:: Fragmento ::
= = = =

Para Hayek, todas esas actividades de los poderes públicos forman parte de su esfuerzo por facilitar un marco favorable a las decisiones individuales. No es cierto que el orden de planificación centralizada sea más eficiente que el mercado inadulterado, pero sí lo es, en cambio, que únicamente el sistema planificador puede intentar la implantación de un mecanismo que asegure que la gente reciba aquello que realmente desea. Eso se llama Estado de derecho o gobierno de mínimos y es lo que reivindica el minarquismo tradicional.
El principal producto de la razón humana es la ley, su observancia más estricta, su enunciación en forma de principio, y su articulación efectiva. Esto tiene claros ejemplos tanto en las ciencias naturales como en las ciencias sociales. En las ciencias naturales la academia dicta las normas y teorías científicas que acaban siendo el canon de la investigación y el sustrato necesario sobre el que prenden y reposan los descubrimientos y las precisiones ulteriores. Mientras que en las ciencias sociales es el Estado, a través de la implementación de un sistema minárquico, el que debe encargarse de preservar ésta médula normativa. Aquellos que niegan esa forma de generalización, están negando también la esencia más básica de la libertad, su carácter eidético y su importancia incuestionable. Igualmente, los que se empeñan en negar la ley de la gravitación universal o la teoría darwiniana, van en contra de los principios más elementales sobre los que se construye todo lo demás en ciencia. Nada cabe esperar de estas obcecaciones arbitrarias, ya vengan del totalitarismo, el cientismo, el democraticismo, el anarquismo de mercado, el evolucionismo, el surrealismo, o el relativismo.
Los anarcocapitalistas tal vez sean, de entre todos los grupos que hemos señalado más arriba, los que representan el caso más pintoresco. Aunque defienden una visión correcta de la naturaleza, no se preocupan en absoluto por hacerla efectiva. Piensan que la propia naturaleza se encargará de eso. No les importan las miles de pruebas que a lo largo de la historia han venido a confirmar que el ser humano tiene un lado maléfico que acaba por destruir muchos de los proyectos comunes que esos mismos hombres intentan levantar. No entienden que el propio Estado surge igualmente de la acción individual y espontánea que ellos defienden a machamartillo. Suelen afirmar, para justificar su posición, que ellos también creen en un gobierno único (el gobierno de la ley natural y la propiedad privada), e intentan diferenciar este gobierno del concepto de Estado que tienen los liberales más tradicionales. Pero esta posición es absurda. Si existe un gobierno único, también existe una única forma de actuar legalmente. Y si existe una única legalidad, tampoco podemos negar la existencia de una entidad estatal que, al menos en las cuestiones más básicas, defienda de forma unilateral las libertades y los derechos fundamentales del ciudadano. Dado que el ser humano tiene una doble naturaleza, resulta perentorio crear cuanto antes las condiciones básicas que favorezcan la expresión más dichosa de ese carácter natural, la que respeta las decisiones de los demás, el intercambio voluntario (capitalismo), la libertad de culto (sociedad laica), o la diversidad de opiniones (prensa libre). Y esto solo se puede hacer si asumimos una dicotomía legal, esto es, si aceptamos la naturaleza individual del hombre y los constitucionalismos estatales que primen y protejan esa libertad, y si contribuimos de manera decisiva a la defensa y la creación de un estado mínimo que garantice todo esto.

= = = =

:: Datos de trabajo ::
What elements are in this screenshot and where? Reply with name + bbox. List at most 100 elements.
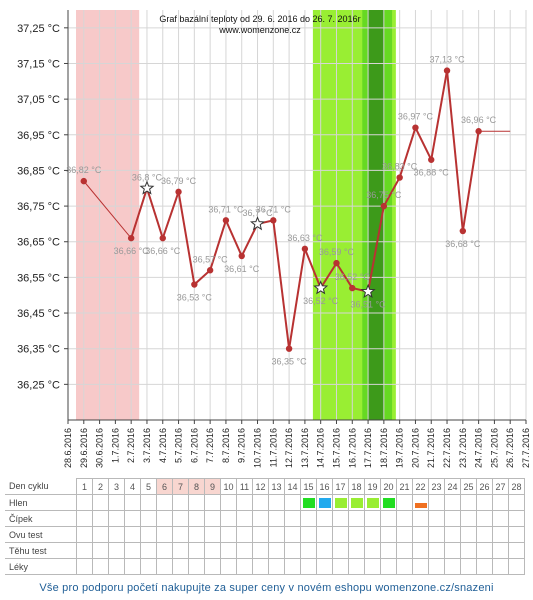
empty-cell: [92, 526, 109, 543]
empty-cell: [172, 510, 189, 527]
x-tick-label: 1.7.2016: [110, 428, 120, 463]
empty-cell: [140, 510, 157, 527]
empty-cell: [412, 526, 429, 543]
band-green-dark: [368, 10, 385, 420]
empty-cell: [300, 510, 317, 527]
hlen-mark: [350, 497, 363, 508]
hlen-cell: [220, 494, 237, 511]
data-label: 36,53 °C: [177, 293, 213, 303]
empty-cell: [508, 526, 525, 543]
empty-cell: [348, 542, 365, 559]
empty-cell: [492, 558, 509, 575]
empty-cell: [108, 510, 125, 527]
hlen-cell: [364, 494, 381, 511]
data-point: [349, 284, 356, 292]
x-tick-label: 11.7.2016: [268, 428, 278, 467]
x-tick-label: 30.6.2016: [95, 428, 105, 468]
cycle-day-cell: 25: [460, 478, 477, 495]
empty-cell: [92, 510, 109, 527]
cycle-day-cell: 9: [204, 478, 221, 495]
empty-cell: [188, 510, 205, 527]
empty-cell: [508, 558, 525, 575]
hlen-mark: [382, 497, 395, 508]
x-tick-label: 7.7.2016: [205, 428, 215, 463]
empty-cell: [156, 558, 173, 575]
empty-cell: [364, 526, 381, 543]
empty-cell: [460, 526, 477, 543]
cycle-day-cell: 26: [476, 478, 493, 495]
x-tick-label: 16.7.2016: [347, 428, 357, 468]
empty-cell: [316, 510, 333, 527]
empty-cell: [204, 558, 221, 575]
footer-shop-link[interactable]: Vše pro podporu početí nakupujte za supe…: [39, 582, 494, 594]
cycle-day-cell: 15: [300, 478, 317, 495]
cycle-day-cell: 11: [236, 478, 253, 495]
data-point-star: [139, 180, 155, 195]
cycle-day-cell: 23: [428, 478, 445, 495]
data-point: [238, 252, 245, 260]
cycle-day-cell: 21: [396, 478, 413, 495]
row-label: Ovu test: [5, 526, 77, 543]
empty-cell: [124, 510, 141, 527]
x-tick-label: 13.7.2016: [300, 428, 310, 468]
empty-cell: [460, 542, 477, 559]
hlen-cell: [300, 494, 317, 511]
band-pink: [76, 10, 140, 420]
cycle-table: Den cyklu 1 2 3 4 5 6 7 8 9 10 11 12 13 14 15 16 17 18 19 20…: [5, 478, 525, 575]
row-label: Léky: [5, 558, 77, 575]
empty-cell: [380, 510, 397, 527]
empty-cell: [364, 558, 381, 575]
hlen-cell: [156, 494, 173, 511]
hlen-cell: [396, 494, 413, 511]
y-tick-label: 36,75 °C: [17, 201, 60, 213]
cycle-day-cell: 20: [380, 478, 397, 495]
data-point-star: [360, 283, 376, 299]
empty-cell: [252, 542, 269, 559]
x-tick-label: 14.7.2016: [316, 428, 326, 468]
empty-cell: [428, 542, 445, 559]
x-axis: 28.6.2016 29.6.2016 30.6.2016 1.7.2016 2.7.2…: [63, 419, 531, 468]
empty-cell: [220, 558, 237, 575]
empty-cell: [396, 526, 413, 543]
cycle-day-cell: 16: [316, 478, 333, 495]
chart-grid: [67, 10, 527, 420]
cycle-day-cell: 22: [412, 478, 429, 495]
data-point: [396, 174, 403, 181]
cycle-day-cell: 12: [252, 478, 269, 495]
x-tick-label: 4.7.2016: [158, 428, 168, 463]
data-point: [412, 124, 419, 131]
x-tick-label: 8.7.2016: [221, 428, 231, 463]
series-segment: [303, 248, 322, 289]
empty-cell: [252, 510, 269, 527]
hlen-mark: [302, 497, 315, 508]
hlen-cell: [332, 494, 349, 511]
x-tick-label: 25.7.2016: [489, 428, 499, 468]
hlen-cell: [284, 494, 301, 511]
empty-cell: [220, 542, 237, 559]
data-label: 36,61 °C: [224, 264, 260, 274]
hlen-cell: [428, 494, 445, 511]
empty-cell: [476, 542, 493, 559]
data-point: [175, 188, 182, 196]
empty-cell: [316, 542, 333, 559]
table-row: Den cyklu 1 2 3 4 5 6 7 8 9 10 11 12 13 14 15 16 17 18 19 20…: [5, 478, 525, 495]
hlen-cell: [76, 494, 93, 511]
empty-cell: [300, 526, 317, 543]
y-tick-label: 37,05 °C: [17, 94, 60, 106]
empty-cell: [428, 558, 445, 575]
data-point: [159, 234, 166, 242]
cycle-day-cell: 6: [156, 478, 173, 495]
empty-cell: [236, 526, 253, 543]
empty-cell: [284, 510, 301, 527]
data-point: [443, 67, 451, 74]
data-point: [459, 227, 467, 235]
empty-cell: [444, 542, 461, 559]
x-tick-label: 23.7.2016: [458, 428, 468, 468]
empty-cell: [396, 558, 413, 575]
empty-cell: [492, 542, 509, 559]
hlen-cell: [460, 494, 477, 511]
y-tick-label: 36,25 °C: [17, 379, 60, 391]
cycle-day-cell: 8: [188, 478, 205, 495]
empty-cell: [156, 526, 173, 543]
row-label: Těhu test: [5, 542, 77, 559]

= = = =

:: Qué hacer ::
1. Reescribe las filas comenzando por la que contiene "empty-cell: [92, 526, 109, 543]" y terminando en la que contiene "empty-cell: [428, 542, 445, 559]", ambas incluidas, con "x-tick-label" sustituido por "x-axis-label" y todo lo demás sin cambios. Devuelve únicamente esas filas.
2. Continúa, por favor, el texto sobre el Estado mínimo desde donde se detiene.

:: Resultados por tarea ::
1.
empty-cell: [92, 526, 109, 543]
empty-cell: [172, 510, 189, 527]
x-axis-label: 1.7.2016: [110, 428, 120, 463]
empty-cell: [140, 510, 157, 527]
empty-cell: [412, 526, 429, 543]
band-green-dark: [368, 10, 385, 420]
empty-cell: [300, 510, 317, 527]
hlen-mark: [350, 497, 363, 508]
hlen-cell: [220, 494, 237, 511]
data-label: 36,53 °C: [177, 293, 213, 303]
empty-cell: [508, 526, 525, 543]
empty-cell: [348, 542, 365, 559]
empty-cell: [492, 558, 509, 575]
empty-cell: [108, 510, 125, 527]
hlen-cell: [364, 494, 381, 511]
data-point: [349, 284, 356, 292]
x-axis-label: 11.7.2016: [268, 428, 278, 467]
x-axis-label: 30.6.2016: [95, 428, 105, 468]
cycle-day-cell: 25: [460, 478, 477, 495]
empty-cell: [92, 510, 109, 527]
cycle-day-cell: 9: [204, 478, 221, 495]
empty-cell: [188, 510, 205, 527]
empty-cell: [508, 558, 525, 575]
hlen-mark: [382, 497, 395, 508]
x-axis-label: 7.7.2016: [205, 428, 215, 463]
empty-cell: [156, 558, 173, 575]
empty-cell: [364, 526, 381, 543]
empty-cell: [460, 526, 477, 543]
cycle-day-cell: 26: [476, 478, 493, 495]
x-axis-label: 16.7.2016: [347, 428, 357, 468]
empty-cell: [316, 510, 333, 527]
empty-cell: [204, 558, 221, 575]
footer-shop-link[interactable]: Vše pro podporu početí nakupujte za supe…: [39, 582, 494, 594]
cycle-day-cell: 15: [300, 478, 317, 495]
cycle-day-cell: 11: [236, 478, 253, 495]
data-point-star: [139, 180, 155, 195]
cycle-day-cell: 23: [428, 478, 445, 495]
data-point: [238, 252, 245, 260]
cycle-day-cell: 21: [396, 478, 413, 495]
row-label: Ovu test: [5, 526, 77, 543]
empty-cell: [124, 510, 141, 527]
x-axis-label: 13.7.2016: [300, 428, 310, 468]
empty-cell: [460, 542, 477, 559]
hlen-cell: [300, 494, 317, 511]
band-pink: [76, 10, 140, 420]
cycle-table: Den cyklu 1 2 3 4 5 6 7 8 9 10 11 12 13 14 15 16 17 18 19 20…: [5, 478, 525, 575]
row-label: Léky: [5, 558, 77, 575]
empty-cell: [380, 510, 397, 527]
empty-cell: [364, 558, 381, 575]
hlen-cell: [156, 494, 173, 511]
hlen-cell: [396, 494, 413, 511]
y-tick-label: 36,75 °C: [17, 201, 60, 213]
cycle-day-cell: 20: [380, 478, 397, 495]
data-point-star: [360, 283, 376, 299]
empty-cell: [252, 542, 269, 559]
x-axis-label: 14.7.2016: [316, 428, 326, 468]
empty-cell: [428, 542, 445, 559]

2.
Una de las personas que más han ayudado a esta égida fue sin duda Ayn Rand, escritora estadounidense de adopción, y de origen ruso. Rand promulgaba un sistema filosófico que insistía de manera especial en la importancia que debe ostentar la razón en cualquier proyecto que emprenda el hombre. No es casualidad que también defendiera un sistema político inspirado en la minarquía. Los que somos afines a ese pensamiento tenemos la obligación de demostrar que la razón y el minarquismo son dos instituciones que se dan la mano y que no se pueden separar.
La razón no consiste solo en entender el funcionamiento de la naturaleza, también consiste en articular un mecanismo que permita beneficiarse de ese conocimiento. Ese mecanismo, en el caso de las sociedades complejas, debe asentarse en la idea que asume la imposibilidad de controlar de manera centralizada esos sistemas complejos, lo que lleva irremisiblemente a pensar en la importancia que tienen todas las decisiones individuales. En consecuencia, dicho mecanismo solo debe afectar a los problemas más básicos que tienen que ver con el respeto de la individualidad; no estamos reivindicando un constructivismo social, ni queremos aliarnos con ese cientismo que en los últimos años ha creído que puede dominar y cambiar todo el planeta. Ahora bien, tenemos que tener claro que sin ciencia básica, la técnica no tiene ninguna posibilidad de mejora. De igual modo, sin el desarrollo de la técnica la investigación tampoco tiene ningún sentido. En las ramas sociales, la ciencia básica consiste en desarrollar una teoría verdadera que describa con rigor la naturaleza real del ser humano. Y la técnica consiste a su vez en crear unas instituciones (estado mínimo) que se aprovechen de ese conocimiento para contribuir a la creación de una sociedad realmente libre. Los anarquistas de mercado creen que solo es necesario consignar el funcionamiento. En cambio, el minarquismo intenta acomodarse a ese funcionamiento, reforzarlo y ampliarlo. Por eso, el único sistema completamente racional, el único que incluye la teoría y la técnica, el único que acepta el Kosmos y la Taxis, y el único que admite la particularidad y la generalidad, es el sistema minarquista. La razón, la verdad y la lógica encuentran su máxima expresión en esta forma de gobierno. Todas las demás, incluido el anarquismo de mercado, son propuestas fallidas, mayonesas cortadas que obedecen exclusivamente a una carencia de tipo intelectual, que unas veces se olvida del Kosmos (Anarquismo) o lo tergiversa (Socialismo), y otras veces rechaza la Taxis (Anarcocapitalismo).